PROBLEM DETAILS:
Skip the pictures and quote all of the lines exactly.

++++++++

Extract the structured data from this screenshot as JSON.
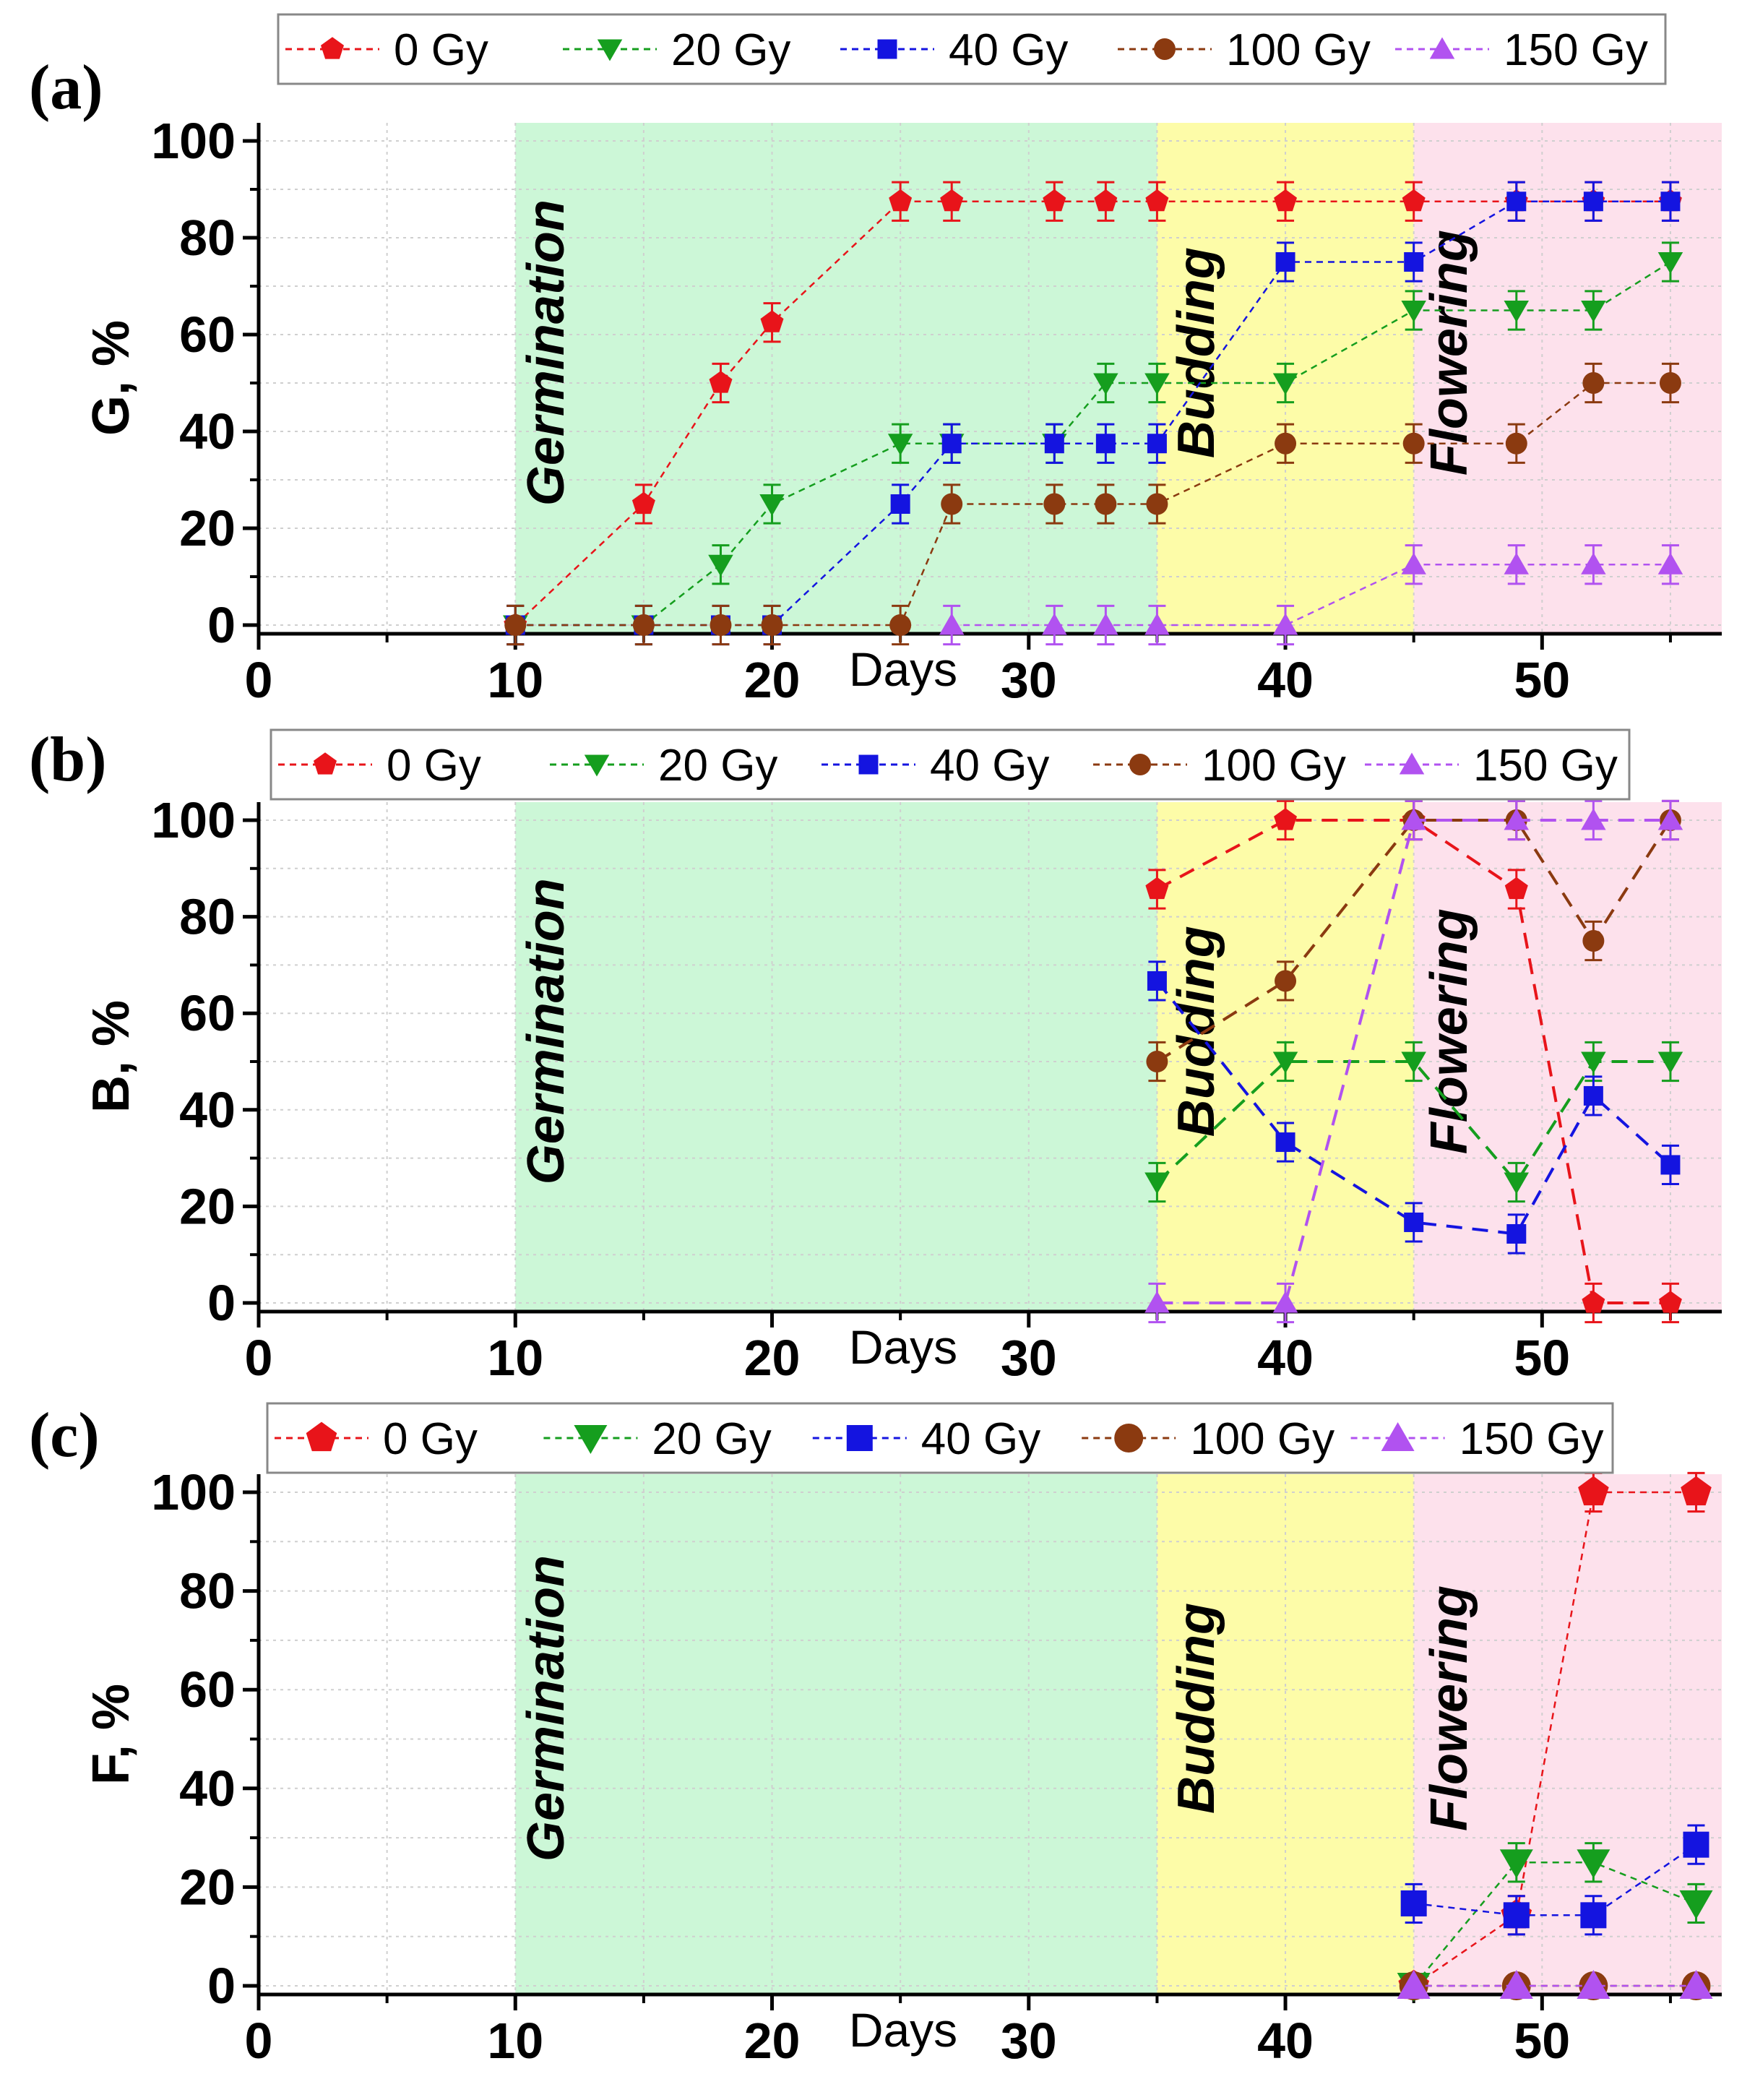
{
  "colors": {
    "germination_bg": "#ccf7d7",
    "budding_bg": "#fdfca8",
    "flowering_bg": "#fde1ec",
    "gy0": "#e8141a",
    "gy20": "#159e1e",
    "gy40": "#1414e0",
    "gy100": "#8b3a10",
    "gy150": "#b152f0"
  },
  "chart_data": [
    {
      "type": "line",
      "panel_label": "(a)",
      "xlabel": "Days",
      "ylabel": "G, %",
      "xlim": [
        0,
        57
      ],
      "ylim": [
        0,
        100
      ],
      "x_ticks": [
        "0",
        "10",
        "20",
        "30",
        "40",
        "50"
      ],
      "y_ticks": [
        "0",
        "20",
        "40",
        "60",
        "80",
        "100"
      ],
      "grid": true,
      "legend_position": "top",
      "phases": [
        {
          "label": "Germination",
          "from": 10,
          "to": 35
        },
        {
          "label": "Budding",
          "from": 35,
          "to": 45
        },
        {
          "label": "Flowering",
          "from": 45,
          "to": 57
        }
      ],
      "series": [
        {
          "name": "0 Gy",
          "marker": "pentagon",
          "x": [
            10,
            15,
            18,
            20,
            25,
            27,
            31,
            33,
            35,
            40,
            45,
            49,
            52,
            55
          ],
          "values": [
            0,
            25,
            50,
            62.5,
            87.5,
            87.5,
            87.5,
            87.5,
            87.5,
            87.5,
            87.5,
            87.5,
            87.5,
            87.5
          ]
        },
        {
          "name": "20 Gy",
          "marker": "triangle-down",
          "x": [
            10,
            15,
            18,
            20,
            25,
            27,
            31,
            33,
            35,
            40,
            45,
            49,
            52,
            55
          ],
          "values": [
            0,
            0,
            12.5,
            25,
            37.5,
            37.5,
            37.5,
            50,
            50,
            50,
            65,
            65,
            65,
            75
          ]
        },
        {
          "name": "40 Gy",
          "marker": "square",
          "x": [
            10,
            15,
            18,
            20,
            25,
            27,
            31,
            33,
            35,
            40,
            45,
            49,
            52,
            55
          ],
          "values": [
            0,
            0,
            0,
            0,
            25,
            37.5,
            37.5,
            37.5,
            37.5,
            75,
            75,
            87.5,
            87.5,
            87.5
          ]
        },
        {
          "name": "100 Gy",
          "marker": "circle",
          "x": [
            10,
            15,
            18,
            20,
            25,
            27,
            31,
            33,
            35,
            40,
            45,
            49,
            52,
            55
          ],
          "values": [
            0,
            0,
            0,
            0,
            0,
            25,
            25,
            25,
            25,
            37.5,
            37.5,
            37.5,
            50,
            50
          ]
        },
        {
          "name": "150 Gy",
          "marker": "triangle-up",
          "x": [
            27,
            31,
            33,
            35,
            40,
            45,
            49,
            52,
            55
          ],
          "values": [
            0,
            0,
            0,
            0,
            0,
            12.5,
            12.5,
            12.5,
            12.5
          ]
        }
      ]
    },
    {
      "type": "line",
      "panel_label": "(b)",
      "xlabel": "Days",
      "ylabel": "B, %",
      "xlim": [
        0,
        57
      ],
      "ylim": [
        0,
        100
      ],
      "x_ticks": [
        "0",
        "10",
        "20",
        "30",
        "40",
        "50"
      ],
      "y_ticks": [
        "0",
        "20",
        "40",
        "60",
        "80",
        "100"
      ],
      "grid": true,
      "legend_position": "top",
      "phases": [
        {
          "label": "Germination",
          "from": 10,
          "to": 35
        },
        {
          "label": "Budding",
          "from": 35,
          "to": 45
        },
        {
          "label": "Flowering",
          "from": 45,
          "to": 57
        }
      ],
      "series": [
        {
          "name": "0 Gy",
          "marker": "pentagon",
          "x": [
            35,
            40,
            45,
            49,
            52,
            55
          ],
          "values": [
            85.7,
            100,
            100,
            85.7,
            0,
            0
          ]
        },
        {
          "name": "20 Gy",
          "marker": "triangle-down",
          "x": [
            35,
            40,
            45,
            49,
            52,
            55
          ],
          "values": [
            25,
            50,
            50,
            25,
            50,
            50
          ]
        },
        {
          "name": "40 Gy",
          "marker": "square",
          "x": [
            35,
            40,
            45,
            49,
            52,
            55
          ],
          "values": [
            66.7,
            33.3,
            16.7,
            14.3,
            42.9,
            28.6
          ]
        },
        {
          "name": "100 Gy",
          "marker": "circle",
          "x": [
            35,
            40,
            45,
            49,
            52,
            55
          ],
          "values": [
            50,
            66.7,
            100,
            100,
            75,
            100
          ]
        },
        {
          "name": "150 Gy",
          "marker": "triangle-up",
          "x": [
            35,
            40,
            45,
            49,
            52,
            55
          ],
          "values": [
            0,
            0,
            100,
            100,
            100,
            100
          ]
        }
      ]
    },
    {
      "type": "line",
      "panel_label": "(c)",
      "xlabel": "Days",
      "ylabel": "F, %",
      "xlim": [
        0,
        57
      ],
      "ylim": [
        0,
        100
      ],
      "x_ticks": [
        "0",
        "10",
        "20",
        "30",
        "40",
        "50"
      ],
      "y_ticks": [
        "0",
        "20",
        "40",
        "60",
        "80",
        "100"
      ],
      "grid": true,
      "legend_position": "top",
      "phases": [
        {
          "label": "Germination",
          "from": 10,
          "to": 35
        },
        {
          "label": "Budding",
          "from": 35,
          "to": 45
        },
        {
          "label": "Flowering",
          "from": 45,
          "to": 57
        }
      ],
      "series": [
        {
          "name": "0 Gy",
          "marker": "pentagon",
          "x": [
            45,
            49,
            52,
            56
          ],
          "values": [
            0,
            14.3,
            100,
            100
          ]
        },
        {
          "name": "20 Gy",
          "marker": "triangle-down",
          "x": [
            45,
            49,
            52,
            56
          ],
          "values": [
            0,
            25,
            25,
            16.7
          ]
        },
        {
          "name": "40 Gy",
          "marker": "square",
          "x": [
            45,
            49,
            52,
            56
          ],
          "values": [
            16.7,
            14.3,
            14.3,
            28.6
          ]
        },
        {
          "name": "100 Gy",
          "marker": "circle",
          "x": [
            45,
            49,
            52,
            56
          ],
          "values": [
            0,
            0,
            0,
            0
          ]
        },
        {
          "name": "150 Gy",
          "marker": "triangle-up",
          "x": [
            45,
            49,
            52,
            56
          ],
          "values": [
            0,
            0,
            0,
            0
          ]
        }
      ]
    }
  ]
}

++++++++

RESPONSE FOR THIS EXERCISE:
Extract the structured data from this screenshot as JSON.
{
  "colors": {
    "germination_bg": "#ccf7d7",
    "budding_bg": "#fdfca8",
    "flowering_bg": "#fde1ec",
    "gy0": "#e8141a",
    "gy20": "#159e1e",
    "gy40": "#1414e0",
    "gy100": "#8b3a10",
    "gy150": "#b152f0"
  },
  "chart_data": [
    {
      "type": "line",
      "panel_label": "(a)",
      "xlabel": "Days",
      "ylabel": "G, %",
      "xlim": [
        0,
        57
      ],
      "ylim": [
        0,
        100
      ],
      "x_ticks": [
        "0",
        "10",
        "20",
        "30",
        "40",
        "50"
      ],
      "y_ticks": [
        "0",
        "20",
        "40",
        "60",
        "80",
        "100"
      ],
      "grid": true,
      "legend_position": "top",
      "phases": [
        {
          "label": "Germination",
          "from": 10,
          "to": 35
        },
        {
          "label": "Budding",
          "from": 35,
          "to": 45
        },
        {
          "label": "Flowering",
          "from": 45,
          "to": 57
        }
      ],
      "series": [
        {
          "name": "0 Gy",
          "marker": "pentagon",
          "x": [
            10,
            15,
            18,
            20,
            25,
            27,
            31,
            33,
            35,
            40,
            45,
            49,
            52,
            55
          ],
          "values": [
            0,
            25,
            50,
            62.5,
            87.5,
            87.5,
            87.5,
            87.5,
            87.5,
            87.5,
            87.5,
            87.5,
            87.5,
            87.5
          ]
        },
        {
          "name": "20 Gy",
          "marker": "triangle-down",
          "x": [
            10,
            15,
            18,
            20,
            25,
            27,
            31,
            33,
            35,
            40,
            45,
            49,
            52,
            55
          ],
          "values": [
            0,
            0,
            12.5,
            25,
            37.5,
            37.5,
            37.5,
            50,
            50,
            50,
            65,
            65,
            65,
            75
          ]
        },
        {
          "name": "40 Gy",
          "marker": "square",
          "x": [
            10,
            15,
            18,
            20,
            25,
            27,
            31,
            33,
            35,
            40,
            45,
            49,
            52,
            55
          ],
          "values": [
            0,
            0,
            0,
            0,
            25,
            37.5,
            37.5,
            37.5,
            37.5,
            75,
            75,
            87.5,
            87.5,
            87.5
          ]
        },
        {
          "name": "100 Gy",
          "marker": "circle",
          "x": [
            10,
            15,
            18,
            20,
            25,
            27,
            31,
            33,
            35,
            40,
            45,
            49,
            52,
            55
          ],
          "values": [
            0,
            0,
            0,
            0,
            0,
            25,
            25,
            25,
            25,
            37.5,
            37.5,
            37.5,
            50,
            50
          ]
        },
        {
          "name": "150 Gy",
          "marker": "triangle-up",
          "x": [
            27,
            31,
            33,
            35,
            40,
            45,
            49,
            52,
            55
          ],
          "values": [
            0,
            0,
            0,
            0,
            0,
            12.5,
            12.5,
            12.5,
            12.5
          ]
        }
      ]
    },
    {
      "type": "line",
      "panel_label": "(b)",
      "xlabel": "Days",
      "ylabel": "B, %",
      "xlim": [
        0,
        57
      ],
      "ylim": [
        0,
        100
      ],
      "x_ticks": [
        "0",
        "10",
        "20",
        "30",
        "40",
        "50"
      ],
      "y_ticks": [
        "0",
        "20",
        "40",
        "60",
        "80",
        "100"
      ],
      "grid": true,
      "legend_position": "top",
      "phases": [
        {
          "label": "Germination",
          "from": 10,
          "to": 35
        },
        {
          "label": "Budding",
          "from": 35,
          "to": 45
        },
        {
          "label": "Flowering",
          "from": 45,
          "to": 57
        }
      ],
      "series": [
        {
          "name": "0 Gy",
          "marker": "pentagon",
          "x": [
            35,
            40,
            45,
            49,
            52,
            55
          ],
          "values": [
            85.7,
            100,
            100,
            85.7,
            0,
            0
          ]
        },
        {
          "name": "20 Gy",
          "marker": "triangle-down",
          "x": [
            35,
            40,
            45,
            49,
            52,
            55
          ],
          "values": [
            25,
            50,
            50,
            25,
            50,
            50
          ]
        },
        {
          "name": "40 Gy",
          "marker": "square",
          "x": [
            35,
            40,
            45,
            49,
            52,
            55
          ],
          "values": [
            66.7,
            33.3,
            16.7,
            14.3,
            42.9,
            28.6
          ]
        },
        {
          "name": "100 Gy",
          "marker": "circle",
          "x": [
            35,
            40,
            45,
            49,
            52,
            55
          ],
          "values": [
            50,
            66.7,
            100,
            100,
            75,
            100
          ]
        },
        {
          "name": "150 Gy",
          "marker": "triangle-up",
          "x": [
            35,
            40,
            45,
            49,
            52,
            55
          ],
          "values": [
            0,
            0,
            100,
            100,
            100,
            100
          ]
        }
      ]
    },
    {
      "type": "line",
      "panel_label": "(c)",
      "xlabel": "Days",
      "ylabel": "F, %",
      "xlim": [
        0,
        57
      ],
      "ylim": [
        0,
        100
      ],
      "x_ticks": [
        "0",
        "10",
        "20",
        "30",
        "40",
        "50"
      ],
      "y_ticks": [
        "0",
        "20",
        "40",
        "60",
        "80",
        "100"
      ],
      "grid": true,
      "legend_position": "top",
      "phases": [
        {
          "label": "Germination",
          "from": 10,
          "to": 35
        },
        {
          "label": "Budding",
          "from": 35,
          "to": 45
        },
        {
          "label": "Flowering",
          "from": 45,
          "to": 57
        }
      ],
      "series": [
        {
          "name": "0 Gy",
          "marker": "pentagon",
          "x": [
            45,
            49,
            52,
            56
          ],
          "values": [
            0,
            14.3,
            100,
            100
          ]
        },
        {
          "name": "20 Gy",
          "marker": "triangle-down",
          "x": [
            45,
            49,
            52,
            56
          ],
          "values": [
            0,
            25,
            25,
            16.7
          ]
        },
        {
          "name": "40 Gy",
          "marker": "square",
          "x": [
            45,
            49,
            52,
            56
          ],
          "values": [
            16.7,
            14.3,
            14.3,
            28.6
          ]
        },
        {
          "name": "100 Gy",
          "marker": "circle",
          "x": [
            45,
            49,
            52,
            56
          ],
          "values": [
            0,
            0,
            0,
            0
          ]
        },
        {
          "name": "150 Gy",
          "marker": "triangle-up",
          "x": [
            45,
            49,
            52,
            56
          ],
          "values": [
            0,
            0,
            0,
            0
          ]
        }
      ]
    }
  ]
}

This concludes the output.